START Source material
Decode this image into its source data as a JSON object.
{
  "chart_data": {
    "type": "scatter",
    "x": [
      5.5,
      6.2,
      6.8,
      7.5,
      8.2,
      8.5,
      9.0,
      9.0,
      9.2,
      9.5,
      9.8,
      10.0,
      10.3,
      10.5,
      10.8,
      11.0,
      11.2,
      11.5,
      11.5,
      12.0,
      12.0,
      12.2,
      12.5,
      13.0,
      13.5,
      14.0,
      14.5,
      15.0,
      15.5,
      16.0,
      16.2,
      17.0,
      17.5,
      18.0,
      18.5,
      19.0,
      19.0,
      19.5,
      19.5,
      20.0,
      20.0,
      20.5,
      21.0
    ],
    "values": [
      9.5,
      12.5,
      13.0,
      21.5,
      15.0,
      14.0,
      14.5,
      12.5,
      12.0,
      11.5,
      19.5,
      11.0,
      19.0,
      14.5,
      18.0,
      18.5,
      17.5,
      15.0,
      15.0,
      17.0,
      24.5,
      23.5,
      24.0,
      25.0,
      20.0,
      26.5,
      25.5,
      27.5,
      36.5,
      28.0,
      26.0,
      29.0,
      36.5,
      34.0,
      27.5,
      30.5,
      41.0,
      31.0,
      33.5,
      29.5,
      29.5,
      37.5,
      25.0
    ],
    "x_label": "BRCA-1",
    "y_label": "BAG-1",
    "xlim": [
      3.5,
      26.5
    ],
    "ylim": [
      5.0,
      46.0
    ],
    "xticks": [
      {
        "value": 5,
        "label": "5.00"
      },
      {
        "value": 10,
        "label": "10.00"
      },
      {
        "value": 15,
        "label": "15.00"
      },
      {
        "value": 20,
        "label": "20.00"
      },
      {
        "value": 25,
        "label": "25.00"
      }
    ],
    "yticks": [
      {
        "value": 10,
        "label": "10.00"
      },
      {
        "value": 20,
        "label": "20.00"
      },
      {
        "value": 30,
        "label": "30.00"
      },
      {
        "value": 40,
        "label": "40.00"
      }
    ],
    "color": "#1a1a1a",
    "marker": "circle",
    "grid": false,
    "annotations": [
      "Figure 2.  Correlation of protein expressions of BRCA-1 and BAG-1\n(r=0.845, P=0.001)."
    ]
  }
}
END Source material
> **What you need to do**
What lines of the material contain "BRCA"? Show them.

> **The answer**
    "x_label": "BRCA-1",
      "Figure 2.  Correlation of protein expressions of BRCA-1 and BAG-1\n(r=0.845, P=0.001)."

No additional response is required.